Aim
Find every line with the string "Assets" in it, count them, and reply with that count only.

Collected data
━━━

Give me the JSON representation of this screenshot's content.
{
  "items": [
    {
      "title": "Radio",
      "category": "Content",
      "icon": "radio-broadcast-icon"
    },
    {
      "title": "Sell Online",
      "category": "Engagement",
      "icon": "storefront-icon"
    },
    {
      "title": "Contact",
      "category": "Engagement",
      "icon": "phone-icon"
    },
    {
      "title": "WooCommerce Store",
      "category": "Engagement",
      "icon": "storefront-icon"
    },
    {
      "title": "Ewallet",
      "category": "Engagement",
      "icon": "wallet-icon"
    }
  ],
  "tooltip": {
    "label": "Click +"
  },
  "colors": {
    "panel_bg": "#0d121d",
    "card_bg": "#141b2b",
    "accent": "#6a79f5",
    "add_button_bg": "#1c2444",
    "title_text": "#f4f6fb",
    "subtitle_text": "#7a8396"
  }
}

━━━

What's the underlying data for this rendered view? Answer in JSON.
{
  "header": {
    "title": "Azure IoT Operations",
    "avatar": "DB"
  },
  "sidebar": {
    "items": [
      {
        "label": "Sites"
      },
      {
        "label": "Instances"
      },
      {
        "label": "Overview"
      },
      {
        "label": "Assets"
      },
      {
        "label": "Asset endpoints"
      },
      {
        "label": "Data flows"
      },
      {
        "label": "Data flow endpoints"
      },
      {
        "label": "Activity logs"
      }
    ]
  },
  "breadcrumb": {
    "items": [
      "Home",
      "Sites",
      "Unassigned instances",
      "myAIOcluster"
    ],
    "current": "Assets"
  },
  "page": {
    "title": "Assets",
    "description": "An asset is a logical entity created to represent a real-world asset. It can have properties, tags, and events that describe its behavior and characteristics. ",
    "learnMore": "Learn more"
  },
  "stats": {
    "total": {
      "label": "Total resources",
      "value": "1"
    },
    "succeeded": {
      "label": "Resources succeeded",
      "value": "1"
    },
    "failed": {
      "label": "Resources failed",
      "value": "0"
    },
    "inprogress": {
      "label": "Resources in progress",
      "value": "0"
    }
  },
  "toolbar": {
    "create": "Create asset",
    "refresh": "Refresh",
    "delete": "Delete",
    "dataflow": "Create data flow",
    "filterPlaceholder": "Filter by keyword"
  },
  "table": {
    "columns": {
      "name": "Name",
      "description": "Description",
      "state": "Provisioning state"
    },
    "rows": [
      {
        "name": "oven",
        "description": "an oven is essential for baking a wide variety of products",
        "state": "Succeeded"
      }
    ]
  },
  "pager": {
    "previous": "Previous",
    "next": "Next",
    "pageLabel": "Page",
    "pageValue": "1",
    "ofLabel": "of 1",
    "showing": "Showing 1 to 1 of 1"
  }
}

━━━

Solved exercise
3